■ WHAT THE EXERCISE ASKS ■
Copy whichever lines contain the string "calendar".

[Start]

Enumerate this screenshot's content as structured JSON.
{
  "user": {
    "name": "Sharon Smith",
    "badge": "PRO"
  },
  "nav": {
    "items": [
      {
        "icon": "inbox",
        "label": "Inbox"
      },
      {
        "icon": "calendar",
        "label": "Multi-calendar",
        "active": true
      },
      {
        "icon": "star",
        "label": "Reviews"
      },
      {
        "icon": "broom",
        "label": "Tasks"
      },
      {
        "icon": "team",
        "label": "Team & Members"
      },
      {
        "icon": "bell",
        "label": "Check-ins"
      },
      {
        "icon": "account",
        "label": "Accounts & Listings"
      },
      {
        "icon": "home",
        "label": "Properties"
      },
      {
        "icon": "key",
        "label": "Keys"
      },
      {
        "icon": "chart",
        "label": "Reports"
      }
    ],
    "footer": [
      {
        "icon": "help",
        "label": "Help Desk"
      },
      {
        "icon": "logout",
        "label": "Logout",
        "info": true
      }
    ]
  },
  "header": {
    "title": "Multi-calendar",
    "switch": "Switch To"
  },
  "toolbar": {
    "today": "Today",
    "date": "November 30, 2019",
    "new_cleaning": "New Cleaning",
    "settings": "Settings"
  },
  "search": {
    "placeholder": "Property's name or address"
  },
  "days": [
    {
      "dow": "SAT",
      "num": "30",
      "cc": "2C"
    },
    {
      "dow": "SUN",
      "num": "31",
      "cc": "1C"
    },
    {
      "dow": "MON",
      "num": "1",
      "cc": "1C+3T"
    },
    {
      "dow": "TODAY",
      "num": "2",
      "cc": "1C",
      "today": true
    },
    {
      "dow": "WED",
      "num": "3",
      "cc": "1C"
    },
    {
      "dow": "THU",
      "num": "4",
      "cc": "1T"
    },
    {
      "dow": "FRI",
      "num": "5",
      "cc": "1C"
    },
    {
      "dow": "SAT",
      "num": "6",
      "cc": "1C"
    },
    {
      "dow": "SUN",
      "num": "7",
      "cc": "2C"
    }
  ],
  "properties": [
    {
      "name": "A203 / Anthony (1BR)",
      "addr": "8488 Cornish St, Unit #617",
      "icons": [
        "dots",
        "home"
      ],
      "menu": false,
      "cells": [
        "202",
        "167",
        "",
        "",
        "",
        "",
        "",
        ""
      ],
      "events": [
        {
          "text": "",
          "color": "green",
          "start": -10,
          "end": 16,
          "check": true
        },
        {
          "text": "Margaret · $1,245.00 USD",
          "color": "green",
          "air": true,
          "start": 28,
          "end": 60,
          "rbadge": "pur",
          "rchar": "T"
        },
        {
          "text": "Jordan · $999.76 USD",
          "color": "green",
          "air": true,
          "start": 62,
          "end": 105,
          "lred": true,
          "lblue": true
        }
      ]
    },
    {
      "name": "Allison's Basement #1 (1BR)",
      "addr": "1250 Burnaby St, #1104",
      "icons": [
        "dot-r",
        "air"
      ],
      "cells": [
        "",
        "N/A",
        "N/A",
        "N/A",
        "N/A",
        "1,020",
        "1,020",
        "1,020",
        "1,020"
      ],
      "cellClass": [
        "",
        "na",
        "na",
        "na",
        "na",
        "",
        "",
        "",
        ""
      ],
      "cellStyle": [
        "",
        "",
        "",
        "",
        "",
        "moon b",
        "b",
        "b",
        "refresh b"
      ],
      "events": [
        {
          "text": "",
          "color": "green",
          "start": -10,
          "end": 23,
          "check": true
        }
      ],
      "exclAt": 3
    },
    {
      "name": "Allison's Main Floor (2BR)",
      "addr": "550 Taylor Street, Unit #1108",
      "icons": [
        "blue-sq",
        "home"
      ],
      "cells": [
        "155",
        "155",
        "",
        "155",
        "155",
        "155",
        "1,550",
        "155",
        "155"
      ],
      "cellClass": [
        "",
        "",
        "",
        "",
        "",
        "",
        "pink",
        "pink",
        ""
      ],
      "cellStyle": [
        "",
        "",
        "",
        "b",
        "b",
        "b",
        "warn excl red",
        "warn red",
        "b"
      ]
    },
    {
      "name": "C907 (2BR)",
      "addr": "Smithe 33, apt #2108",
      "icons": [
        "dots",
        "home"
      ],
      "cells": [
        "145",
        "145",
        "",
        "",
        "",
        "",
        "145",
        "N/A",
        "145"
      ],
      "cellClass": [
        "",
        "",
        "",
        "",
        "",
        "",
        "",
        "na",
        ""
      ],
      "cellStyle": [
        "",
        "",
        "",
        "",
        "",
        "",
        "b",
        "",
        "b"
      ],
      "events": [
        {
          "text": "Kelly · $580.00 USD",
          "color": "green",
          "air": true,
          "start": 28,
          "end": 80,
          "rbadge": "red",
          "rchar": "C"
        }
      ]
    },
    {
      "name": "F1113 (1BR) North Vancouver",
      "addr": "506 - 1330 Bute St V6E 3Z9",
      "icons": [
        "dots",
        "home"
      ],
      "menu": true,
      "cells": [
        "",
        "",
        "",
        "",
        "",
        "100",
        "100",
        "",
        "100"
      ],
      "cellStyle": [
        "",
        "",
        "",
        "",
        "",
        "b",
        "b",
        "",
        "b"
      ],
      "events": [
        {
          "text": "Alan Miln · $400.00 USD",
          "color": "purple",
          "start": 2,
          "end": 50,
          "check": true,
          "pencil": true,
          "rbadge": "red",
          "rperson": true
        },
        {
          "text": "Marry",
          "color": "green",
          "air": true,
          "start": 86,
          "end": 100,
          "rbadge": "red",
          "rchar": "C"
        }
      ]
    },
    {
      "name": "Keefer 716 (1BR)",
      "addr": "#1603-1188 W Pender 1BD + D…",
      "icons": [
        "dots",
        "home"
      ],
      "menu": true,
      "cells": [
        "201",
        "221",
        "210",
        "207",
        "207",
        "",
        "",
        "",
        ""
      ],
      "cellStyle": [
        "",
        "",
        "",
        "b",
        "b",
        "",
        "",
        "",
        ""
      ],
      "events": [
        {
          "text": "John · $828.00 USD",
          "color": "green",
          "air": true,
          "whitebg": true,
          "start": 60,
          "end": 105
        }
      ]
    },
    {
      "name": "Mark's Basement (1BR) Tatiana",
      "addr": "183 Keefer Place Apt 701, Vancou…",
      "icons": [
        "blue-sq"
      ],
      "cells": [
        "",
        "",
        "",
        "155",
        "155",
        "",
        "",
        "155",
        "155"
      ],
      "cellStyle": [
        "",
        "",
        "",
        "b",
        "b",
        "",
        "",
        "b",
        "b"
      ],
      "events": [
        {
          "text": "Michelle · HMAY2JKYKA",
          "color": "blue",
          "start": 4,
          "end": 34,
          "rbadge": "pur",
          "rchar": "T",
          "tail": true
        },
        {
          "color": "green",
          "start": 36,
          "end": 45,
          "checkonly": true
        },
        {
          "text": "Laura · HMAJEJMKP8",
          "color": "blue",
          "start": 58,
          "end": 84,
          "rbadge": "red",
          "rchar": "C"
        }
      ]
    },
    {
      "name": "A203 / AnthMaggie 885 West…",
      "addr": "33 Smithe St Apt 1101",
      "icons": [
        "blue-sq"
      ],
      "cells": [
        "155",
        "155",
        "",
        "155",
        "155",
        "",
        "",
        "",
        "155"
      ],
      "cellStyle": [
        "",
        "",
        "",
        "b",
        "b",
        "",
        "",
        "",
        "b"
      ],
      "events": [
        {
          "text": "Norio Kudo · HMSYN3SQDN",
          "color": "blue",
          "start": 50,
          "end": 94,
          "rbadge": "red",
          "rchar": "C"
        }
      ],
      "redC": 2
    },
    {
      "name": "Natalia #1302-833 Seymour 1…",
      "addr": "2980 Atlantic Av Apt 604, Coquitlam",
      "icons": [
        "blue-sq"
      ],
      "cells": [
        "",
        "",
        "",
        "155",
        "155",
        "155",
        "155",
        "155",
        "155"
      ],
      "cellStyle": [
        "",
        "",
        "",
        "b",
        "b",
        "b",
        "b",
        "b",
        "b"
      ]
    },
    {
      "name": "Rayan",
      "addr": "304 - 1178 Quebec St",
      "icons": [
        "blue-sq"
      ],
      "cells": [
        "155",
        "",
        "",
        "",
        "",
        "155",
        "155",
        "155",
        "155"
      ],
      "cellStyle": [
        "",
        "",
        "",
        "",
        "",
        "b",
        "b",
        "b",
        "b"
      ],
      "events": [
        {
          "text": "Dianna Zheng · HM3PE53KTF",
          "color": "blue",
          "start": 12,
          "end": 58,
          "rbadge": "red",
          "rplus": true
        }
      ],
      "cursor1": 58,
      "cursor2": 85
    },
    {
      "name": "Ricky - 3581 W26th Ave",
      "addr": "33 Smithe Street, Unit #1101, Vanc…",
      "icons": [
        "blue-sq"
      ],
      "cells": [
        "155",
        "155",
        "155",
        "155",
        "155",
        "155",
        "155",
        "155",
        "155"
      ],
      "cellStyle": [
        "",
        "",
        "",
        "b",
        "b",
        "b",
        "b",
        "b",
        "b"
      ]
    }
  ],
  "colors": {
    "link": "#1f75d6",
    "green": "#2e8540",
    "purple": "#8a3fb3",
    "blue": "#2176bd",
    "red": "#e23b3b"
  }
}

[End]

■ RESULT OF THE EXERCISE ■
        "icon": "calendar",
        "label": "Multi-calendar",
    "title": "Multi-calendar",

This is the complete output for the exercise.